→ Working data:

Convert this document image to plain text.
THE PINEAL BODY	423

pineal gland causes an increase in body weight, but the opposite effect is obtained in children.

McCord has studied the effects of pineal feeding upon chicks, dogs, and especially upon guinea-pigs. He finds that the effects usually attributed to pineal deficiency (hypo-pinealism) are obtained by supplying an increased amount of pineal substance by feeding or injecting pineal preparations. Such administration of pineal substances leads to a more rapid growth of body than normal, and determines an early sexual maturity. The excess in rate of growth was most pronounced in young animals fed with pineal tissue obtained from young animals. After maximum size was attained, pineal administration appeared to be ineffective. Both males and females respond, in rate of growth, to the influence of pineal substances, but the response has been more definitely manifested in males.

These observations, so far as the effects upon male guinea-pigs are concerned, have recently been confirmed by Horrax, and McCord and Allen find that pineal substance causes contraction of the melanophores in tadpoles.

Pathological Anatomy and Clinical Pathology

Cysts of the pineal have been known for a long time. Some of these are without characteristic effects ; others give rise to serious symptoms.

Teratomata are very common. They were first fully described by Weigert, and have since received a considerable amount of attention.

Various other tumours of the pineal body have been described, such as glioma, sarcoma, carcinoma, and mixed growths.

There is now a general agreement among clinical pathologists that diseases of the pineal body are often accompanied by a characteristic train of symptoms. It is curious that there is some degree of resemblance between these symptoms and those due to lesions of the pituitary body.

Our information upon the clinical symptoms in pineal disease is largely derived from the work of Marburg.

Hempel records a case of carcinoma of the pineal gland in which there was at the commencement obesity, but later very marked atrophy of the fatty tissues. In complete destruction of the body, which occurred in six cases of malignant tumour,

→ What you will do: Repeat every entry exactly as written above.

→ Finished answer:
Convert this document image to plain text.
THE PINEAL BODY	423

pineal gland causes an increase in body weight, but the opposite effect is obtained in children.

McCord has studied the effects of pineal feeding upon chicks, dogs, and especially upon guinea-pigs. He finds that the effects usually attributed to pineal deficiency (hypo-pinealism) are obtained by supplying an increased amount of pineal substance by feeding or injecting pineal preparations. Such administration of pineal substances leads to a more rapid growth of body than normal, and determines an early sexual maturity. The excess in rate of growth was most pronounced in young animals fed with pineal tissue obtained from young animals. After maximum size was attained, pineal administration appeared to be ineffective. Both males and females respond, in rate of growth, to the influence of pineal substances, but the response has been more definitely manifested in males.

These observations, so far as the effects upon male guinea-pigs are concerned, have recently been confirmed by Horrax, and McCord and Allen find that pineal substance causes contraction of the melanophores in tadpoles.

Pathological Anatomy and Clinical Pathology

Cysts of the pineal have been known for a long time. Some of these are without characteristic effects ; others give rise to serious symptoms.

Teratomata are very common. They were first fully described by Weigert, and have since received a considerable amount of attention.

Various other tumours of the pineal body have been described, such as glioma, sarcoma, carcinoma, and mixed growths.

There is now a general agreement among clinical pathologists that diseases of the pineal body are often accompanied by a characteristic train of symptoms. It is curious that there is some degree of resemblance between these symptoms and those due to lesions of the pituitary body.

Our information upon the clinical symptoms in pineal disease is largely derived from the work of Marburg.

Hempel records a case of carcinoma of the pineal gland in which there was at the commencement obesity, but later very marked atrophy of the fatty tissues. In complete destruction of the body, which occurred in six cases of malignant tumour,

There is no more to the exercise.